Stated goal -
Below are records; work out how many of their lines hold the string "arbetskraften" and give that number alone.

Entries with figure data:
◆ ◆ ◆ ◆ ◆
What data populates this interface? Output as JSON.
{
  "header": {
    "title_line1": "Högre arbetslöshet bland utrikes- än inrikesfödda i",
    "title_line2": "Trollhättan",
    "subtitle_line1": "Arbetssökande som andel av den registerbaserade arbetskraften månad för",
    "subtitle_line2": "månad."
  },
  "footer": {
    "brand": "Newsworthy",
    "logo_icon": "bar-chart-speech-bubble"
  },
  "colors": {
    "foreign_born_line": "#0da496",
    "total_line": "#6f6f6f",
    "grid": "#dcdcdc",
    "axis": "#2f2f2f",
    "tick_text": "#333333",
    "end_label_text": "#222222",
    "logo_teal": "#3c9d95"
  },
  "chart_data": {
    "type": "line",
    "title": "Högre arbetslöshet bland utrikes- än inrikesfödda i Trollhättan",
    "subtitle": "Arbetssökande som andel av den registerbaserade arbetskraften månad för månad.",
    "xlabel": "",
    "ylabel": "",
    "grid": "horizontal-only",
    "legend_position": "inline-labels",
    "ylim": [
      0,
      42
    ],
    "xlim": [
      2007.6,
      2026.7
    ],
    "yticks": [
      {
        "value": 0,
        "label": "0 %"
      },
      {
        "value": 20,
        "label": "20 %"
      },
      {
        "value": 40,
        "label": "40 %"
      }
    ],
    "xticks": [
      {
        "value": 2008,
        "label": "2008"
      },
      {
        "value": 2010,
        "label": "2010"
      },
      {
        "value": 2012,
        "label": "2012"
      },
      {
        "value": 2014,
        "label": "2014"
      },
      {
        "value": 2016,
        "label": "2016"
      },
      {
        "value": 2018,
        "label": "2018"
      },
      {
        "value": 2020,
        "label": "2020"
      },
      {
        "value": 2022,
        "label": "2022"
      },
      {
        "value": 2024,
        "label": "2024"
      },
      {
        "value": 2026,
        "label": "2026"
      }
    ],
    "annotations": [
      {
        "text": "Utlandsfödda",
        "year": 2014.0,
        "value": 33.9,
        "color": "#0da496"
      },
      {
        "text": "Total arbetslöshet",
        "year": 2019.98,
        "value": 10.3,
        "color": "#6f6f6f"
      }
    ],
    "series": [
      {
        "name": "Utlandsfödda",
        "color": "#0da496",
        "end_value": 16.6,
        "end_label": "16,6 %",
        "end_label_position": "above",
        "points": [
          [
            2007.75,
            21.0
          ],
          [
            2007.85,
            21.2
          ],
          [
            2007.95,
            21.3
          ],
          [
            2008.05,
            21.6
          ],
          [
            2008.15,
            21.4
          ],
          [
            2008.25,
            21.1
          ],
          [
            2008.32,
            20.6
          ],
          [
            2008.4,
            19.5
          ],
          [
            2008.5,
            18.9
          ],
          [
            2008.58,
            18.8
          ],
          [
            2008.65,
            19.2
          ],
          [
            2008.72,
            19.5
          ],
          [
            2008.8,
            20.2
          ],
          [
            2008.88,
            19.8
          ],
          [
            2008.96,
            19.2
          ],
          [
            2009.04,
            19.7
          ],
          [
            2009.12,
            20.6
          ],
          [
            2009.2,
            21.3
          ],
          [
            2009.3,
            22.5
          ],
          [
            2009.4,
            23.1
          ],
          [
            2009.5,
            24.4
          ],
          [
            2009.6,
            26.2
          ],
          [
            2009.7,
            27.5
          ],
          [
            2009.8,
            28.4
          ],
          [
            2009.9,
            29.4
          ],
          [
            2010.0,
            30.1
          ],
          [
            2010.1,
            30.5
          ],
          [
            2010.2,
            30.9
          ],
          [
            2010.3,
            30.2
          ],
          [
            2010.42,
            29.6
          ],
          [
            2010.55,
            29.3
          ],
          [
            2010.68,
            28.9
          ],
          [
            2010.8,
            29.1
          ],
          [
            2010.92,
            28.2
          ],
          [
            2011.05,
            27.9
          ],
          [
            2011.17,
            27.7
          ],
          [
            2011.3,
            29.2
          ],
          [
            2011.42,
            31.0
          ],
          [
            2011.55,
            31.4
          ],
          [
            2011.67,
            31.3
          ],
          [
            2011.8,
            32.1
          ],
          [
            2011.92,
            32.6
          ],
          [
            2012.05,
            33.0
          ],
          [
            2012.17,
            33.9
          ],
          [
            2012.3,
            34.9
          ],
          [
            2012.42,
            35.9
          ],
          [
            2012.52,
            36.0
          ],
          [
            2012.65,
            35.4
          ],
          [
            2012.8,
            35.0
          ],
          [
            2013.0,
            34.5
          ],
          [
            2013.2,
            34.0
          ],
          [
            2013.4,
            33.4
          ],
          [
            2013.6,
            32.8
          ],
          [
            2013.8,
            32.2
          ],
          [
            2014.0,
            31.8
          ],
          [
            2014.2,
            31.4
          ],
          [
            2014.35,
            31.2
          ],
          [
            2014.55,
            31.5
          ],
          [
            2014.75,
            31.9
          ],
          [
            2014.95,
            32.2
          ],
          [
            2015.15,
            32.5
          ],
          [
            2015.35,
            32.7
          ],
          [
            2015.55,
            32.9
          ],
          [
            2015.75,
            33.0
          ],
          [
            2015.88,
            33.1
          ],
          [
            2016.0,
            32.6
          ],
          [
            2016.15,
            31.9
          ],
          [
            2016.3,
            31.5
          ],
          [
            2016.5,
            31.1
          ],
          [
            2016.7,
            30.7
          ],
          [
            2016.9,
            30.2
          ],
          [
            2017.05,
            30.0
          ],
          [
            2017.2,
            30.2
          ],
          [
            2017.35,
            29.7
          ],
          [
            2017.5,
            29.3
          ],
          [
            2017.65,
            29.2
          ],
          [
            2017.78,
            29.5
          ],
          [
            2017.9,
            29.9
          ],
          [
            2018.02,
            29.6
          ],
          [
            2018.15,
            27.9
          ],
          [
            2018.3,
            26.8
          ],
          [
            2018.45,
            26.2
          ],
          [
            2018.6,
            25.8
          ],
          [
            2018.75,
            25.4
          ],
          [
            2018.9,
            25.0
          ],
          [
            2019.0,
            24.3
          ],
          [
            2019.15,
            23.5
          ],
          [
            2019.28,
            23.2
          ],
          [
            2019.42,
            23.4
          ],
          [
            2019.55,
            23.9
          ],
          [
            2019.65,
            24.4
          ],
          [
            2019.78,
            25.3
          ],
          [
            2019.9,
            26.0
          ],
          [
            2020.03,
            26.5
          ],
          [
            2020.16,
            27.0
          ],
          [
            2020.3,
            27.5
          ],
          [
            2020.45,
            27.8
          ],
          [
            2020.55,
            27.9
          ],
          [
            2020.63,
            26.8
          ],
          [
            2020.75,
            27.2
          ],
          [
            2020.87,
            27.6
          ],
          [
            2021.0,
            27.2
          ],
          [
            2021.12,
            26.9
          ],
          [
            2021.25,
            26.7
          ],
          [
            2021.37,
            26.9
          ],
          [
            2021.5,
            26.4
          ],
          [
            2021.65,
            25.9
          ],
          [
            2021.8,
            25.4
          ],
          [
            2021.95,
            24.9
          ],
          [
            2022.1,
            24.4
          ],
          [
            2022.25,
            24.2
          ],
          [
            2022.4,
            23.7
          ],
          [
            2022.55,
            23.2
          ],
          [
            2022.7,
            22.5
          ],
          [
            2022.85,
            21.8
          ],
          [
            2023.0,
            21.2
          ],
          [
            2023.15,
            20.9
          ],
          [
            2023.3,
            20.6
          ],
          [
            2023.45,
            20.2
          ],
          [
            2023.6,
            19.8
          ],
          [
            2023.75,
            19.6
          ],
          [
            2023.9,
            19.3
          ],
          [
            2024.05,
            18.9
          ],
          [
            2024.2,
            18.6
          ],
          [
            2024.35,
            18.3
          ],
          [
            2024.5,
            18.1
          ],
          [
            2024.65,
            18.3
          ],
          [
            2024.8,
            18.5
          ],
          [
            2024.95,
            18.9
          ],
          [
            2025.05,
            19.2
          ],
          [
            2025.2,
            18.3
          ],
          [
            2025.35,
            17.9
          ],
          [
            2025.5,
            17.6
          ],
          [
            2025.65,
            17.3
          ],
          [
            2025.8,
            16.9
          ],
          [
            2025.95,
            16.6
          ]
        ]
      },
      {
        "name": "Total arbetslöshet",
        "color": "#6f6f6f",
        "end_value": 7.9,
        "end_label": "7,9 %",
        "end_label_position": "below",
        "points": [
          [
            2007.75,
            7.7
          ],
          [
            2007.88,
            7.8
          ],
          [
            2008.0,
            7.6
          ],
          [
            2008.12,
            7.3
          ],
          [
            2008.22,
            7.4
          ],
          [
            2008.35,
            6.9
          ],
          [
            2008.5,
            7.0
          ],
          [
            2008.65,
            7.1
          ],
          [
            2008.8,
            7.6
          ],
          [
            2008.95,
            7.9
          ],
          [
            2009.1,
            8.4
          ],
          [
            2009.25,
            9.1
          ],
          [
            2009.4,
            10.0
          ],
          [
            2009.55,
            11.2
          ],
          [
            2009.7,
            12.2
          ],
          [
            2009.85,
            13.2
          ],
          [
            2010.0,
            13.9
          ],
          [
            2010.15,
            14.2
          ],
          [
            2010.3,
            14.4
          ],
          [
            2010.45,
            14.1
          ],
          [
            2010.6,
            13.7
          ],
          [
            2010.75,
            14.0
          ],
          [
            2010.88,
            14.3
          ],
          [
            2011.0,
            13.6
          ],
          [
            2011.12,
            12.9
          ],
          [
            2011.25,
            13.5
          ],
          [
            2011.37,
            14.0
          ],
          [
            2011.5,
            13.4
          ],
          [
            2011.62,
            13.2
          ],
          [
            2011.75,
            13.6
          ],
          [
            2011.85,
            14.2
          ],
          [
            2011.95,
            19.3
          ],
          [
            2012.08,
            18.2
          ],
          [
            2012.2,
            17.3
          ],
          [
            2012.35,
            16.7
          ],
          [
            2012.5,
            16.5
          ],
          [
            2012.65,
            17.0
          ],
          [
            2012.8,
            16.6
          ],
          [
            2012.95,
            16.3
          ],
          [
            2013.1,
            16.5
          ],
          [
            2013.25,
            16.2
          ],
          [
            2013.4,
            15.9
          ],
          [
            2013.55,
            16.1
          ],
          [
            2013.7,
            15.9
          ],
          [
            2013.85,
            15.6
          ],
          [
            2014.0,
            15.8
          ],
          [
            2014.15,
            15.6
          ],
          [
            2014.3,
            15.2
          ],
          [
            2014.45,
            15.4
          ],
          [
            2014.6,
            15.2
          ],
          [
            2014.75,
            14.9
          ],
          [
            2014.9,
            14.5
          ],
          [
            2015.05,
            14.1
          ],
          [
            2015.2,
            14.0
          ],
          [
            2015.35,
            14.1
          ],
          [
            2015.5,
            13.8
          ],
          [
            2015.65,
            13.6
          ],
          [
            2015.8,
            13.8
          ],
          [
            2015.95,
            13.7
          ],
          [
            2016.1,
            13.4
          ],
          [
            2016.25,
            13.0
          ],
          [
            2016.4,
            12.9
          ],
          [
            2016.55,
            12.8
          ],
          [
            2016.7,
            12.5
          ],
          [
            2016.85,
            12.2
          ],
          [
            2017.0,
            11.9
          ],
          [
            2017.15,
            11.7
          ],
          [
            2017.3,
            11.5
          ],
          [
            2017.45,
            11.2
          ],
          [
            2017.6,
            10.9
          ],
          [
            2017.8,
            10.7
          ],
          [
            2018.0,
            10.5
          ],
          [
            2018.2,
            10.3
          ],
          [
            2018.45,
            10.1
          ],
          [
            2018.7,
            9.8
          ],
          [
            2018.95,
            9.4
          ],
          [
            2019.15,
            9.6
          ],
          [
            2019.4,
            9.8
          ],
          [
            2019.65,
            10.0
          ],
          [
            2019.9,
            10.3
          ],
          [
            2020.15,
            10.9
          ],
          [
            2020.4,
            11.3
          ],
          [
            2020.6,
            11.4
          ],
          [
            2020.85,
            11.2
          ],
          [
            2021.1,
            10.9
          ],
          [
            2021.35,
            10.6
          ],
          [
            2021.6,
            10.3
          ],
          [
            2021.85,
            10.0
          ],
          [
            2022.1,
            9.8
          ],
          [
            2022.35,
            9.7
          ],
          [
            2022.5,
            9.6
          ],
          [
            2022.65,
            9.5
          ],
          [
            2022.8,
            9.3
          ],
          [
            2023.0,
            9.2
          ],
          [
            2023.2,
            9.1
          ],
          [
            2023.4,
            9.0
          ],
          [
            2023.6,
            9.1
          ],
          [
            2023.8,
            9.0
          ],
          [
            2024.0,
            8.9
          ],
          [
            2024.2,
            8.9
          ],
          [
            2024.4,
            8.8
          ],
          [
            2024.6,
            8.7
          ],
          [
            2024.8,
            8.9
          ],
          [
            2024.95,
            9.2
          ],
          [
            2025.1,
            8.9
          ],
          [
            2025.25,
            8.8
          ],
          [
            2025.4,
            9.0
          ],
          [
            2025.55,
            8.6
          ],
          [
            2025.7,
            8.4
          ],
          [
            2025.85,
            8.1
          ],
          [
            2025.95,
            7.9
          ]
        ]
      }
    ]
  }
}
◆ ◆ ◆ ◆ ◆
Output of the task -
2